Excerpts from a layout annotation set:
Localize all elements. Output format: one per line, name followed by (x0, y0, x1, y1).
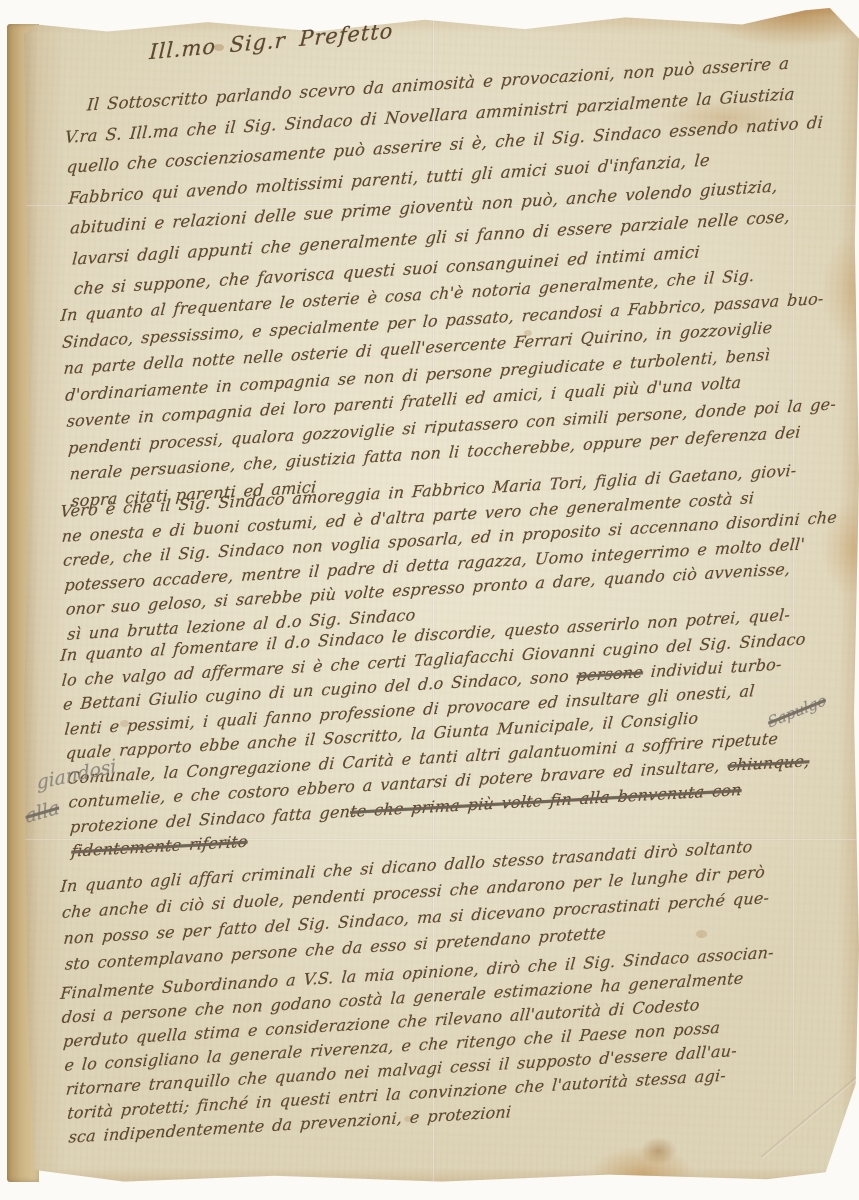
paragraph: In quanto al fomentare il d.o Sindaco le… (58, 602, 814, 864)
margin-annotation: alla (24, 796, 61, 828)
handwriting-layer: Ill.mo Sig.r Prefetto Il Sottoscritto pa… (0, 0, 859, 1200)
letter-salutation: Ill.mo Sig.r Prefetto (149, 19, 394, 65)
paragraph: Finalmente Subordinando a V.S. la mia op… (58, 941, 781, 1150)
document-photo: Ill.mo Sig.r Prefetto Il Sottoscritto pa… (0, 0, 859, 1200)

What you should do
Convert the listing above into a Markdown table with the columns "Row" and "Listing line," one numbered row per line. Omit blank lines and the picture.

Output of the exercise
| Row | Listing line |
|---|---|
| 1 | Localize all elements. Output format: one per line, name followed by (x0, y0, x1, y1). |
| 2 | paragraph: In quanto al fomentare il d.o Sindaco le… (58, 602, 814, 864) |
| 3 | margin-annotation: alla (24, 796, 61, 828) |
| 4 | handwriting-layer: Ill.mo Sig.r Prefetto Il Sottoscritto pa… (0, 0, 859, 1200) |
| 5 | letter-salutation: Ill.mo Sig.r Prefetto (149, 19, 394, 65) |
| 6 | paragraph: Finalmente Subordinando a V.S. la mia op… (58, 941, 781, 1150) |
| 7 | document-photo: Ill.mo Sig.r Prefetto Il Sottoscritto pa… (0, 0, 859, 1200) |